*PROBLEM DETAILS:*
Extract every line that includes the string "from".

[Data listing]
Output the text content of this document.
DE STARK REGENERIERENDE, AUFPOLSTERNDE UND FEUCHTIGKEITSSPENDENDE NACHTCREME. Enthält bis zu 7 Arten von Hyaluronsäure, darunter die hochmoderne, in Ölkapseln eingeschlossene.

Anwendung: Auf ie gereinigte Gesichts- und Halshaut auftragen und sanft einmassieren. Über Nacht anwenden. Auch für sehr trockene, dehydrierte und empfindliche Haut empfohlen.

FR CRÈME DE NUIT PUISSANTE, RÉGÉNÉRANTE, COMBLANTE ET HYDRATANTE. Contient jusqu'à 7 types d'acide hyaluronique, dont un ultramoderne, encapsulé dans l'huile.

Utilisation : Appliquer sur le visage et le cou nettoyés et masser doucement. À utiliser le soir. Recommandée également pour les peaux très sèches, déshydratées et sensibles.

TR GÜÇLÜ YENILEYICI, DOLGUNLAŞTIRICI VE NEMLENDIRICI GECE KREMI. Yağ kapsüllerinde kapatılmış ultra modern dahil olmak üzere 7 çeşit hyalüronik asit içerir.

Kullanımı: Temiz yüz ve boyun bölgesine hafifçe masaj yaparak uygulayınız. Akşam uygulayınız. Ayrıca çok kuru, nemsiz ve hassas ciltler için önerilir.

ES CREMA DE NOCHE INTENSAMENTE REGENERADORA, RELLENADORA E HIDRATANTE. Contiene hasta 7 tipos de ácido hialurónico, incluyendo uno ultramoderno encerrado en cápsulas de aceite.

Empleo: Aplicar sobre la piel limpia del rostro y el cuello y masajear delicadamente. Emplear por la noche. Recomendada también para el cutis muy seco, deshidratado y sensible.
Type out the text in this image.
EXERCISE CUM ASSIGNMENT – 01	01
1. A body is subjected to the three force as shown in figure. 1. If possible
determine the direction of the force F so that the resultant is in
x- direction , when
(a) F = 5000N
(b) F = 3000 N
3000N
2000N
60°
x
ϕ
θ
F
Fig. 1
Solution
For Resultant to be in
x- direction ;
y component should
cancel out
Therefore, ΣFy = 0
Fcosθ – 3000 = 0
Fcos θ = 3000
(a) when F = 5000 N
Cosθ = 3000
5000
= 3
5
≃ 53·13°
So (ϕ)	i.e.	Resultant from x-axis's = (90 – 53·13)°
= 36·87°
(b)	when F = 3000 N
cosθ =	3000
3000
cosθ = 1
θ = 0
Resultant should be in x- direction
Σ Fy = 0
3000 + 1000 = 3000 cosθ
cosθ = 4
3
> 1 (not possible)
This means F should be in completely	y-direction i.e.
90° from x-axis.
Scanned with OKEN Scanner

*SOLUTION TO THE EXERCISE:*
So (ϕ)	i.e.	Resultant from x-axis's = (90 – 53·13)°
90° from x-axis.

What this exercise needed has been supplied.